Dataset items:
● ● ● ● ●
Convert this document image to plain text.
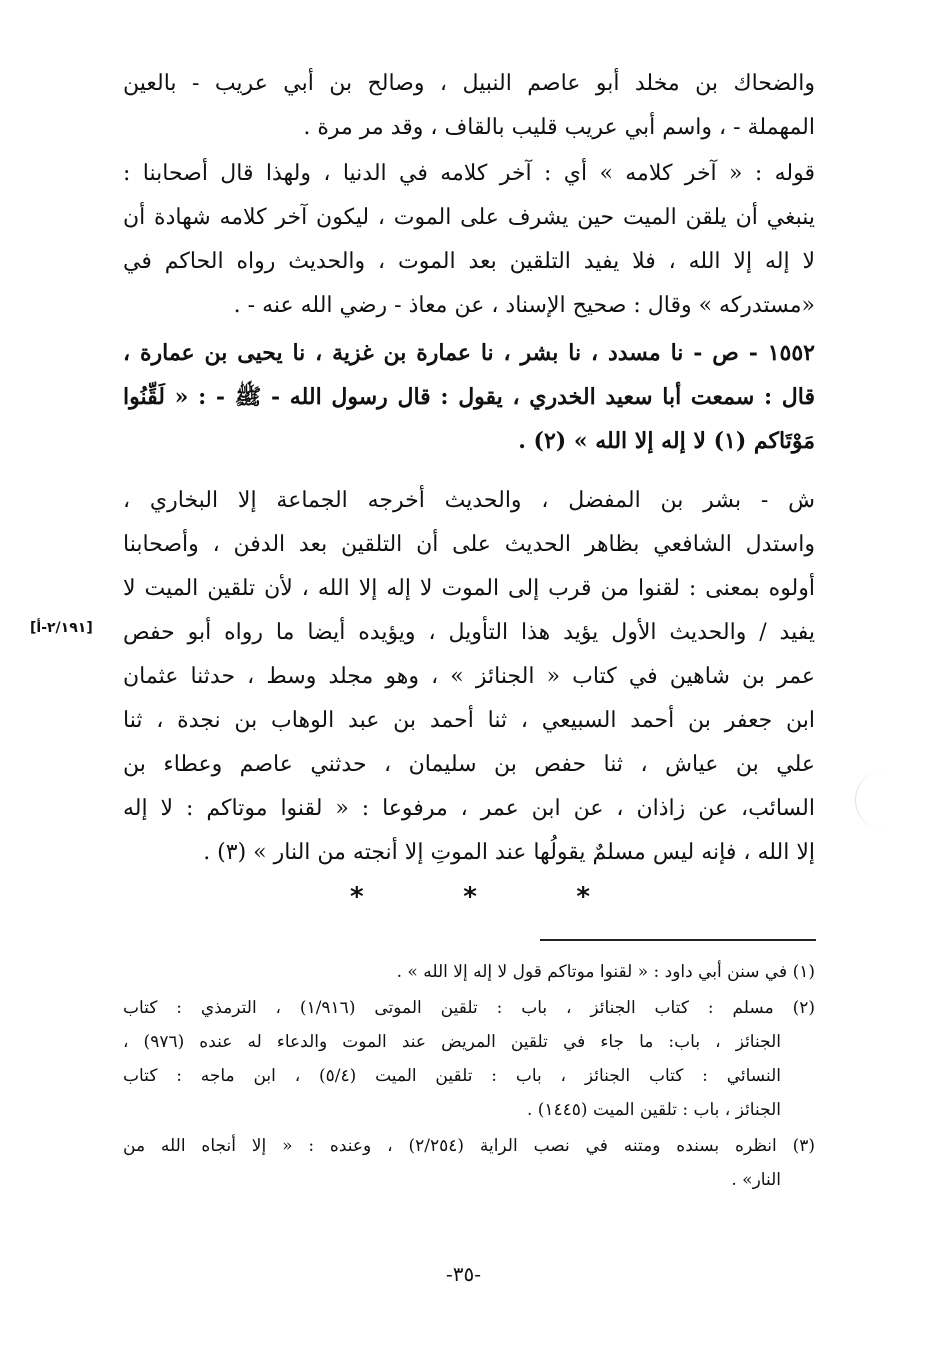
والضحاك بن مخلد أبو عاصم النبيل ، وصالح بن أبي عريب - بالعين
المهملة - ، واسم أبي عريب قليب بالقاف ، وقد مر مرة .
قوله : « آخر كلامه » أي : آخر كلامه في الدنيا ، ولهذا قال أصحابنا :
ينبغي أن يلقن الميت حين يشرف على الموت ، ليكون آخر كلامه شهادة أن
لا إله إلا الله ، فلا يفيد التلقين بعد الموت ، والحديث رواه الحاكم في
«مستدركه » وقال : صحيح الإسناد ، عن معاذ - رضي الله عنه - .
١٥٥٢ - ص - نا مسدد ، نا بشر ، نا عمارة بن غزية ، نا يحيى بن عمارة ،
قال : سمعت أبا سعيد الخدري ، يقول : قال رسول الله - ﷺ - : « لَقِّنُوا
مَوْتَاكم (١) لا إله إلا الله » (٢) .
ش - بشر بن المفضل ، والحديث أخرجه الجماعة إلا البخاري ،
واستدل الشافعي بظاهر الحديث على أن التلقين بعد الدفن ، وأصحابنا
أولوه بمعنى : لقنوا من قرب إلى الموت لا إله إلا الله ، لأن تلقين الميت لا
يفيد / والحديث الأول يؤيد هذا التأويل ، ويؤيده أيضا ما رواه أبو حفص
عمر بن شاهين في كتاب « الجنائز » ، وهو مجلد وسط ، حدثنا عثمان
ابن جعفر بن أحمد السبيعي ، ثنا أحمد بن عبد الوهاب بن نجدة ، ثنا
علي بن عياش ، ثنا حفص بن سليمان ، حدثني عاصم وعطاء بن
السائب، عن زاذان ، عن ابن عمر ، مرفوعا : « لقنوا موتاكم : لا إله
إلا الله ، فإنه ليس مسلمٌ يقولُها عند الموتِ إلا أنجته من النار » (٣) .
[٢/١٩١-أ]
*	*	*
(١) في سنن أبي داود : « لقنوا موتاكم قول لا إله إلا الله » .
(٢) مسلم : كتاب الجنائز ، باب : تلقين الموتى (١/٩١٦) ، الترمذي : كتاب
الجنائز ، باب: ما جاء في تلقين المريض عند الموت والدعاء له عنده (٩٧٦) ،
النسائي : كتاب الجنائز ، باب : تلقين الميت (٥/٤) ، ابن ماجه : كتاب
الجنائز ، باب : تلقين الميت (١٤٤٥) .
(٣) انظره بسنده ومتنه في نصب الراية (٢/٢٥٤) ، وعنده : « إلا أنجاه الله من
النار» .
-٣٥-
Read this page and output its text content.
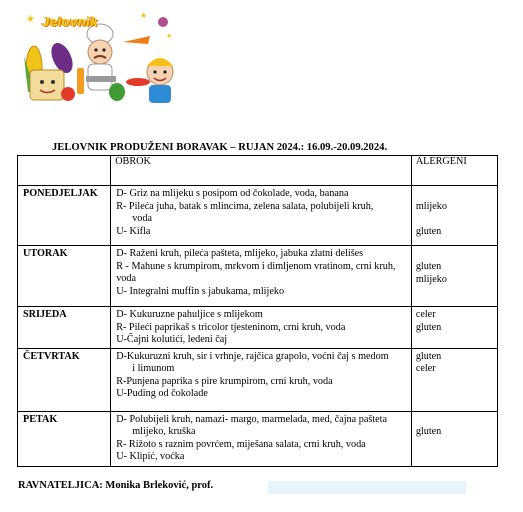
★	★
★
Jelovnik
JELOVNIK PRODUŽENI BORAVAK – RUJAN 2024.: 16.09.-20.09.2024.

	OBROK	ALERGENI

PONEDJELJAK	D- Griz na mlijeku s posipom od čokolade, voda, banana
R- Pileća juha, batak s mlincima, zelena salata, polubijeli kruh,
voda
U- Kifla	mlijeko
gluten

UTORAK	D- Raženi kruh, pileća pašteta, mlijeko, jabuka zlatni delišes
R - Mahune s krumpirom, mrkvom i dimljenom vratinom, crni kruh,
voda
U- Integralni muffin s jabukama, mlijeko	gluten
mlijeko

SRIJEDA	D- Kukuruzne pahuljice s mlijekom
R- Pileći paprikaš s tricolor tjesteninom, crni kruh, voda
U-Čajni kolutići, ledeni čaj	celer
gluten

ČETVRTAK	D-Kukuruzni kruh, sir i vrhnje, rajčica grapolo, voćni čaj s medom
i limunom
R-Punjena paprika s pire krumpirom, crni kruh, voda
U-Puding od čokolade	gluten
celer

PETAK	D- Polubijeli kruh, namazi- margo, marmelada, med, čajna pašteta
mlijeko, kruška
R- Rižoto s raznim povrćem, miješana salata, crni kruh, voda
U- Klipić, voćka	gluten
RAVNATELJICA: Monika Brleković, prof.
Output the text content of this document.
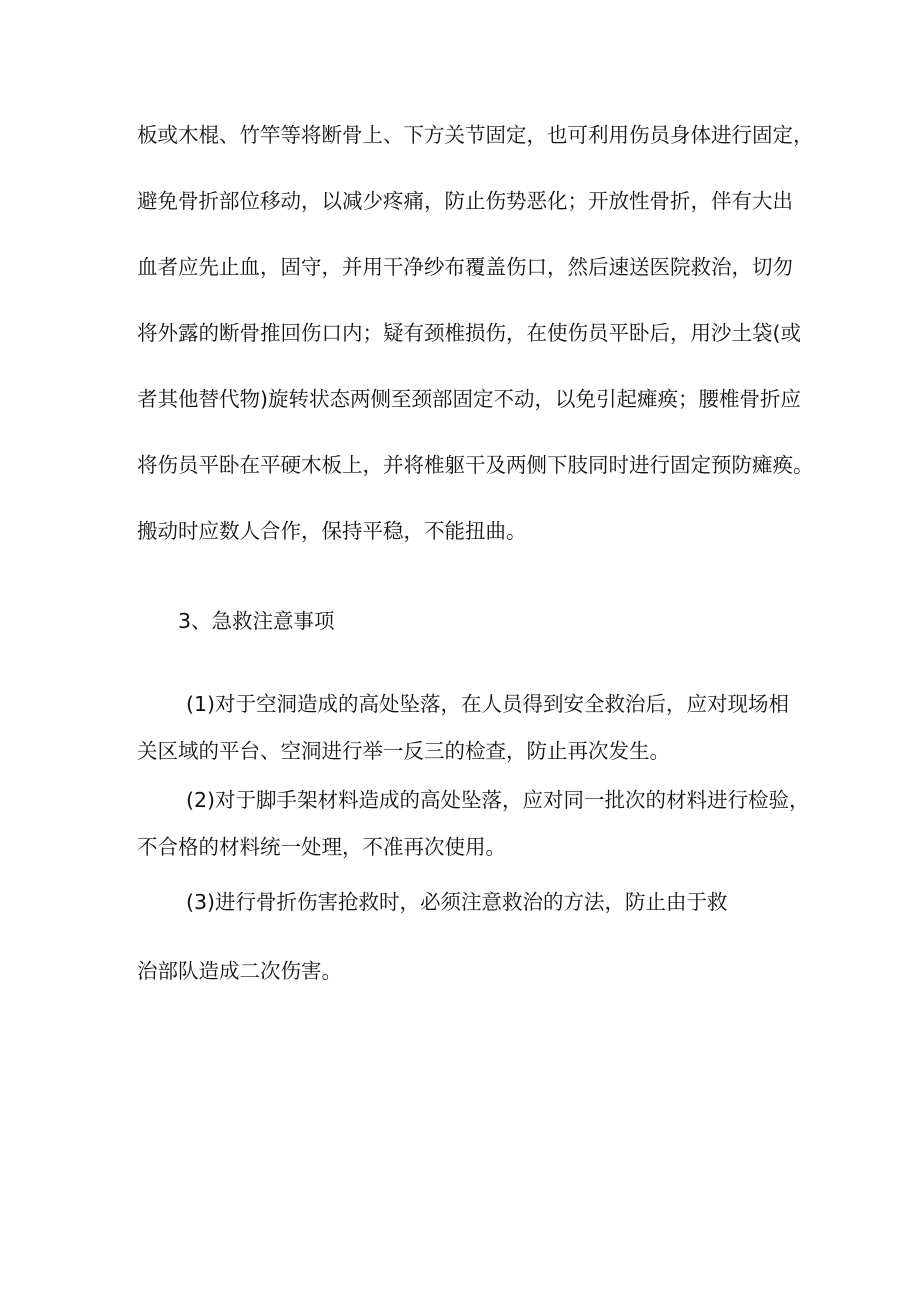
板或木棍、竹竿等将断骨上、下方关节固定，也可利用伤员身体进行固定，
避免骨折部位移动，以减少疼痛，防止伤势恶化；开放性骨折，伴有大出
血者应先止血，固守，并用干净纱布覆盖伤口，然后速送医院救治，切勿
将外露的断骨推回伤口内；疑有颈椎损伤，在使伤员平卧后，用沙土袋(或
者其他替代物)旋转状态两侧至颈部固定不动，以免引起瘫痪；腰椎骨折应
将伤员平卧在平硬木板上，并将椎躯干及两侧下肢同时进行固定预防瘫痪。
搬动时应数人合作，保持平稳，不能扭曲。
3、急救注意事项
(1)对于空洞造成的高处坠落，在人员得到安全救治后，应对现场相
关区域的平台、空洞进行举一反三的检查，防止再次发生。
(2)对于脚手架材料造成的高处坠落，应对同一批次的材料进行检验，
不合格的材料统一处理，不准再次使用。
(3)进行骨折伤害抢救时，必须注意救治的方法，防止由于救
治部队造成二次伤害。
● ● ● ● ●
### Stated problem
Identify and copy the lines holding the word "النار".

### Output for this task
إلا الله ، فإنه ليس مسلمٌ يقولُها عند الموتِ إلا أنجته من النار » (٣) .
النار» .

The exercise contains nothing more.